* What the task asks
Copy out each line featuring the string "Credit" from the entries beneath.
Start of Supplied data
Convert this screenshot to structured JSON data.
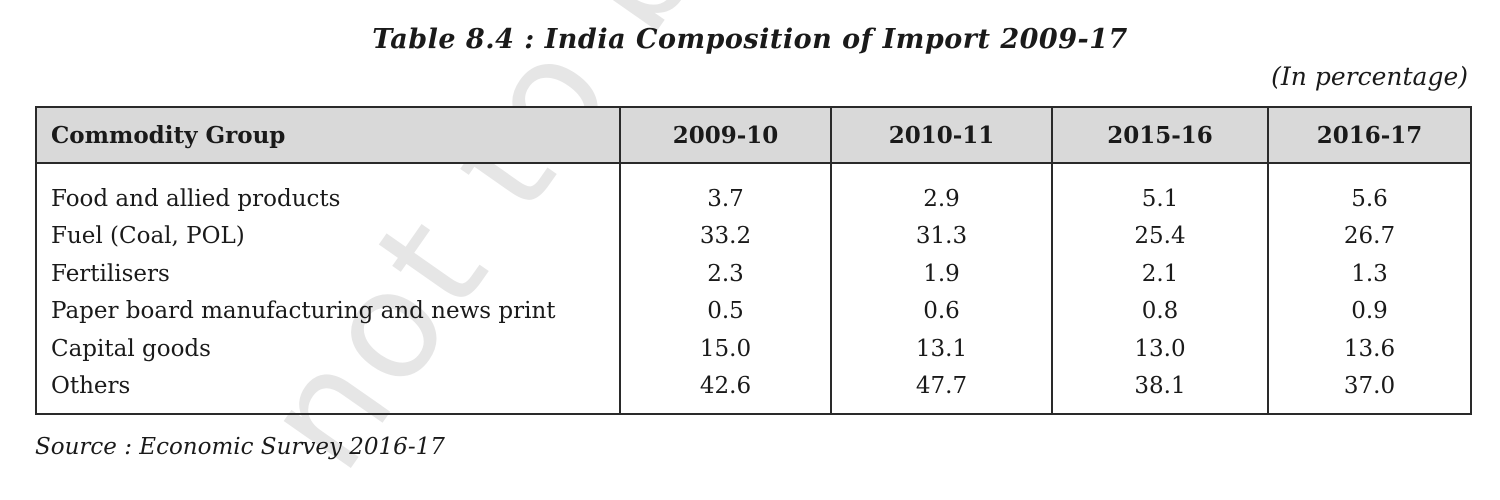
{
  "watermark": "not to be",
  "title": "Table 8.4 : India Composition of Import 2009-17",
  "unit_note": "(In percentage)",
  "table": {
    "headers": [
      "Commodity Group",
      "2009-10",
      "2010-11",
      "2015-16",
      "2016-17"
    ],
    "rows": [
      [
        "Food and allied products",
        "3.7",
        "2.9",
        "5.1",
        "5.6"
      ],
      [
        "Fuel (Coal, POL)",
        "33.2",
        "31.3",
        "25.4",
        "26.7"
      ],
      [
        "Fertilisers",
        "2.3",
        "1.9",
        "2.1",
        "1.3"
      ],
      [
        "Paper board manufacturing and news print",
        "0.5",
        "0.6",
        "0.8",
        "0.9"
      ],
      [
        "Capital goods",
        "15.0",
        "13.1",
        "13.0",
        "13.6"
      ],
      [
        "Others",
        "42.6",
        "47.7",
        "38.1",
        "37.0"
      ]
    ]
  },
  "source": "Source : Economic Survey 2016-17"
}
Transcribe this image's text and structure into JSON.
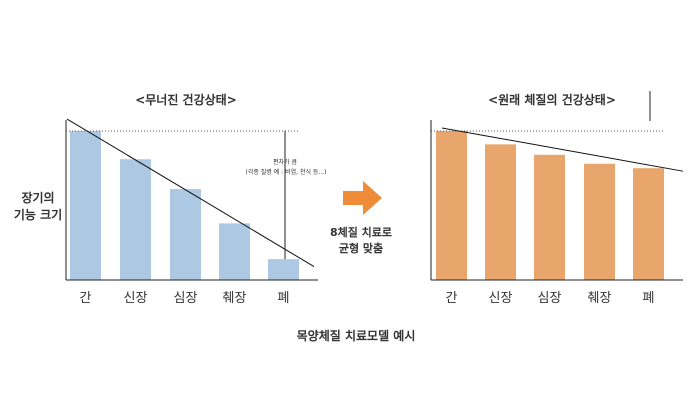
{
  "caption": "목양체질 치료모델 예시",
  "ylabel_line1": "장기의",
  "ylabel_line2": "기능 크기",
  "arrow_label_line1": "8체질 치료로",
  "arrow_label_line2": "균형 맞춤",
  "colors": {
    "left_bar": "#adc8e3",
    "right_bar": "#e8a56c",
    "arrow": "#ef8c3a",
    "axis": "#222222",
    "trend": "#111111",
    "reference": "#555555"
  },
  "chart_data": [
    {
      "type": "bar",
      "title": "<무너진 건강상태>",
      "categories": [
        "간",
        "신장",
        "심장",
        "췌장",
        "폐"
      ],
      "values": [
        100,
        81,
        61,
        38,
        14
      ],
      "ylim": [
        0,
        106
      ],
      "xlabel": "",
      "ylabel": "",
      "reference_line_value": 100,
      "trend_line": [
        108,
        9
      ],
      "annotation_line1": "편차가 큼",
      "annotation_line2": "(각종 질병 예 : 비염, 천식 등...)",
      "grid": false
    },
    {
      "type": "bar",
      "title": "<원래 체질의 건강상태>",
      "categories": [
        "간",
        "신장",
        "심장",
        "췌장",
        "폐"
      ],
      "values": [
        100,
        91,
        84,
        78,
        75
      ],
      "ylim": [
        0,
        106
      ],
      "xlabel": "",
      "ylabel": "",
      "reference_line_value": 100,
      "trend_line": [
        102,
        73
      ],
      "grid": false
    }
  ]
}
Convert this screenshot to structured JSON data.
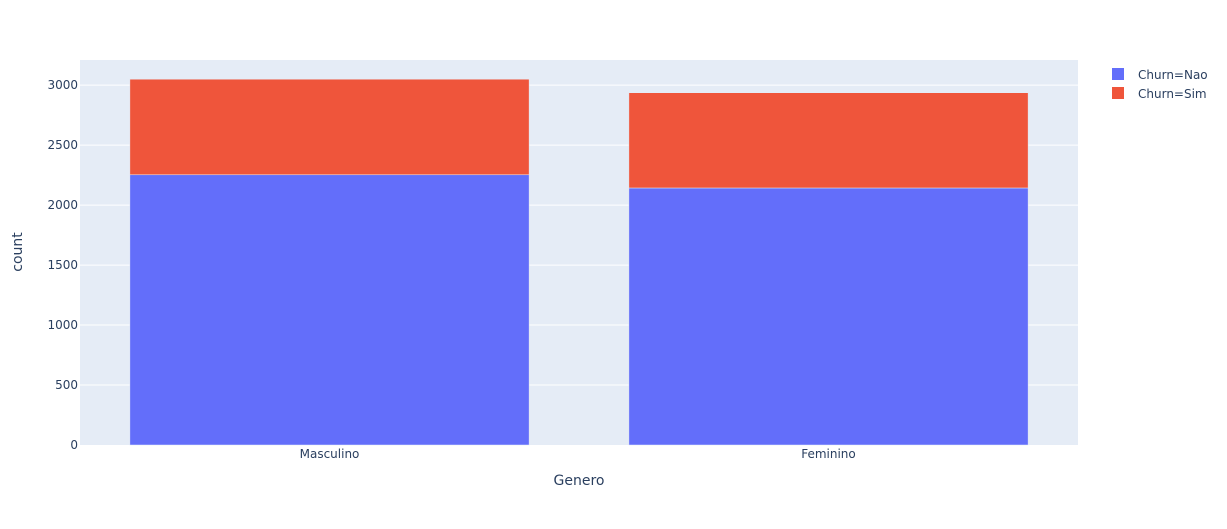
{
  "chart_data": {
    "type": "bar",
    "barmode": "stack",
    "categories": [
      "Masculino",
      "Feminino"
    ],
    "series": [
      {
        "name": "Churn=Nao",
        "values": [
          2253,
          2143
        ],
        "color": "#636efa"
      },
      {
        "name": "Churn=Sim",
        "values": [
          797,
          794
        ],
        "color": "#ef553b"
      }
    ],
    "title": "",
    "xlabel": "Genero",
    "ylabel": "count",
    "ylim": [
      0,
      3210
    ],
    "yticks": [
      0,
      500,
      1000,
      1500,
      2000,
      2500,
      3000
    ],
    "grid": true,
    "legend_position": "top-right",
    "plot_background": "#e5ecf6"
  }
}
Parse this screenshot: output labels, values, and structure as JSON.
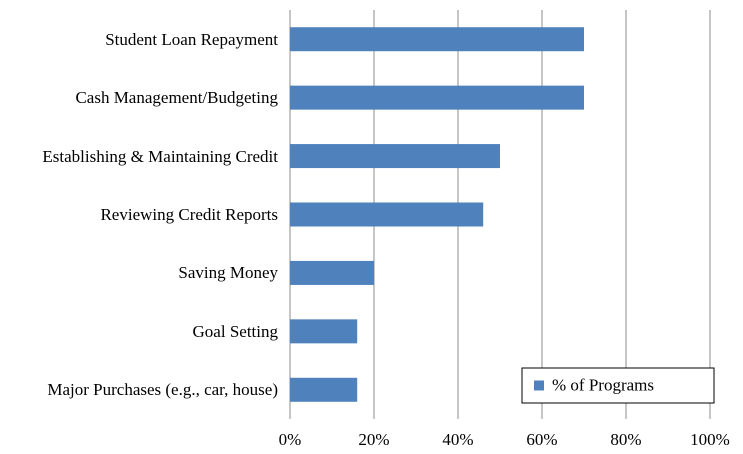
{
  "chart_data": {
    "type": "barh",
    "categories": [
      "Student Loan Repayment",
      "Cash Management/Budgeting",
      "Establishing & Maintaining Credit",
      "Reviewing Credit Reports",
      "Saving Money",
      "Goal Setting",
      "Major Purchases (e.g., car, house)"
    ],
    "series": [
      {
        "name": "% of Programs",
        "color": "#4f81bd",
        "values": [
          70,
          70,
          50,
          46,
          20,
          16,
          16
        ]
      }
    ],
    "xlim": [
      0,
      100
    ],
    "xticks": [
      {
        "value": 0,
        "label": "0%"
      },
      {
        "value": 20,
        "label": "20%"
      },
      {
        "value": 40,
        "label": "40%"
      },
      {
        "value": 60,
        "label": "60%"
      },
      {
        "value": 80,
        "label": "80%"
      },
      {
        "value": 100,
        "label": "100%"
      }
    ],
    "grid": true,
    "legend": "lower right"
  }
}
End of Supplied data
Start of Supplied data
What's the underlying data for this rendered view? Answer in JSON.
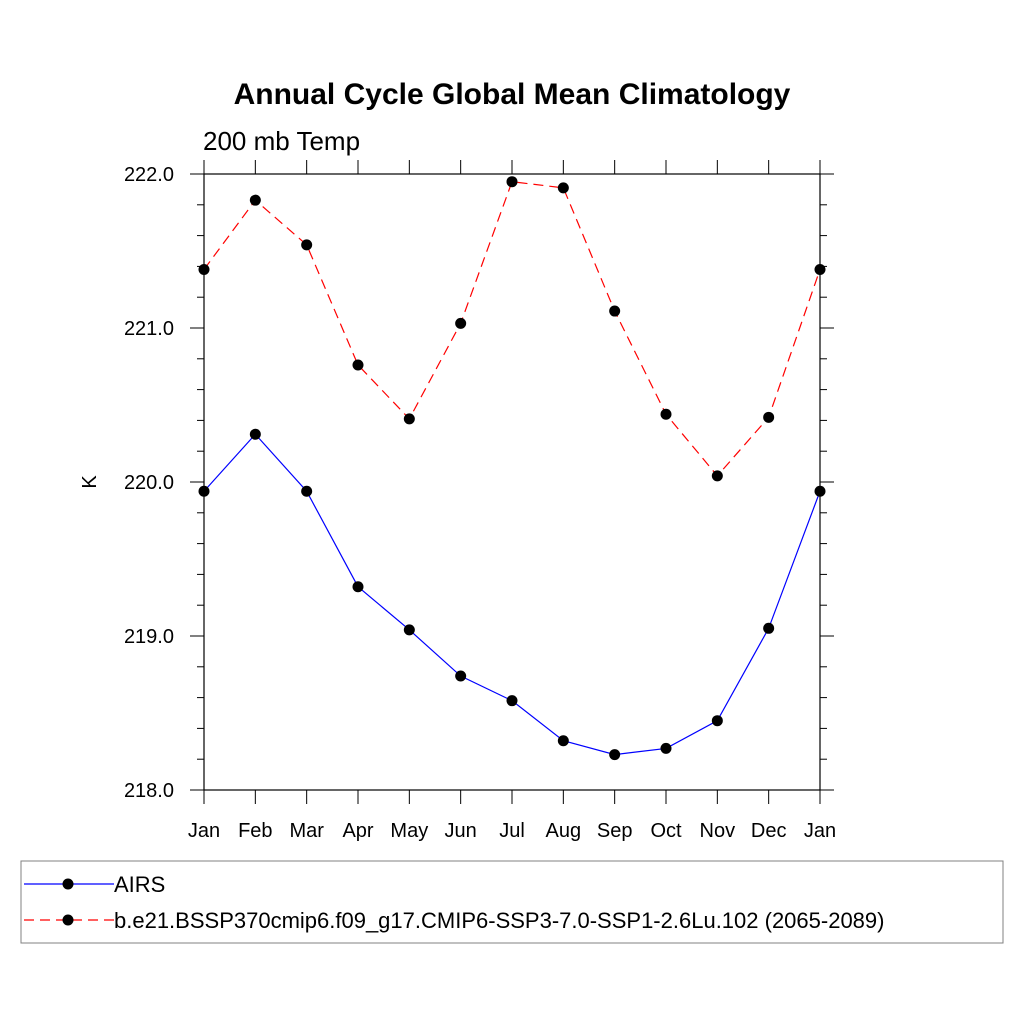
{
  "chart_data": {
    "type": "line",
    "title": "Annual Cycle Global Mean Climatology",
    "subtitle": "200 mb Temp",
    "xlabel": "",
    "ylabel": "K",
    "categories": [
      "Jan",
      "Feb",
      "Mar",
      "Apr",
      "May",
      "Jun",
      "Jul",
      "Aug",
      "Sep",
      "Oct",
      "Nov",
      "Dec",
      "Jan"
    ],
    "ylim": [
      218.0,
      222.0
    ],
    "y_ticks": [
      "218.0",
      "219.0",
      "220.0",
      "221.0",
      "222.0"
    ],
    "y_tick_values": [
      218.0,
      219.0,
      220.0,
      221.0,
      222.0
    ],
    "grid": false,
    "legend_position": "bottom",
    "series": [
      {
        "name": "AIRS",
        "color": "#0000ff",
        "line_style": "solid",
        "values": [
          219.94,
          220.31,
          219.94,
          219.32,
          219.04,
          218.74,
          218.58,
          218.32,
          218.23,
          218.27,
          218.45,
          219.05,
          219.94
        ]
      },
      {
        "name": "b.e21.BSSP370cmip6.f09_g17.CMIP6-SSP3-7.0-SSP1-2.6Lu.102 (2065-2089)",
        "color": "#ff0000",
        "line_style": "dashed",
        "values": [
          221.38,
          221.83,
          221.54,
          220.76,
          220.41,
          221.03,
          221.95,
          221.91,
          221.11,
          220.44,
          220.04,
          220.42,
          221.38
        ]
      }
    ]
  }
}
End of Supplied data
* Expected answer
      "Establishing & Maintaining Credit",
      "Reviewing Credit Reports",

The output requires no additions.